### REQUEST
Find all the lines with "Secondary" and gather them.

### EXCERPTED RECORDS
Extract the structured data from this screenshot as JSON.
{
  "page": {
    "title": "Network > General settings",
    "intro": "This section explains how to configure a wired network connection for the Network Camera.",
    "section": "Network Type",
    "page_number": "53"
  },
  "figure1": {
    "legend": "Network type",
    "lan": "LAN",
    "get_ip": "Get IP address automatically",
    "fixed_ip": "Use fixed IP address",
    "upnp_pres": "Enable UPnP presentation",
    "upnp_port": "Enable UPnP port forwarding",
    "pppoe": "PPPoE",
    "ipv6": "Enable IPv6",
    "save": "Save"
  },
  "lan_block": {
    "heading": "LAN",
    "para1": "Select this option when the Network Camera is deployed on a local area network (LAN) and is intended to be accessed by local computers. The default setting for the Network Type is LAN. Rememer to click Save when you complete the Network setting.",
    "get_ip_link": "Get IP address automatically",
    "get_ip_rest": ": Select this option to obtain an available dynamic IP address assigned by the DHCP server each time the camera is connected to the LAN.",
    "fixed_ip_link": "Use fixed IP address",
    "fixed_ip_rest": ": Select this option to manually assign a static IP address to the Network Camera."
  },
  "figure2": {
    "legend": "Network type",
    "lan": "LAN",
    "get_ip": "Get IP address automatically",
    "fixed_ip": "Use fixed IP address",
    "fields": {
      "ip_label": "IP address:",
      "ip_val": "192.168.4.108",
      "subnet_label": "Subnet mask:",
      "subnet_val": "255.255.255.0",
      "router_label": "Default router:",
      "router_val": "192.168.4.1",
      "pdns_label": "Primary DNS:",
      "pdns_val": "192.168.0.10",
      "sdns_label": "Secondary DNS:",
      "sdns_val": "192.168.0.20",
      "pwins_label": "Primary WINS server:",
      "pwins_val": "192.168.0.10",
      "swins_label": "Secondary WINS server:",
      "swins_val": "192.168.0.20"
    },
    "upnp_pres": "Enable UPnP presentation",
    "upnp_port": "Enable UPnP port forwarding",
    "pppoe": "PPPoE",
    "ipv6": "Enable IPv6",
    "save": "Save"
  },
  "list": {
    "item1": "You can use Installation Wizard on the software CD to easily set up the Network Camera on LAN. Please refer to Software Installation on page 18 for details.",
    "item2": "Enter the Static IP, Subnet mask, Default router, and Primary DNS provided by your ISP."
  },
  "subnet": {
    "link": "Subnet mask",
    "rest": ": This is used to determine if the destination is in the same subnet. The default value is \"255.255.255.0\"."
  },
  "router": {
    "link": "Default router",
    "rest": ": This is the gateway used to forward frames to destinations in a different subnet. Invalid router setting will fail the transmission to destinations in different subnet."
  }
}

### REPLY TO THE TASK
      "sdns_label": "Secondary DNS:",
      "swins_label": "Secondary WINS server:",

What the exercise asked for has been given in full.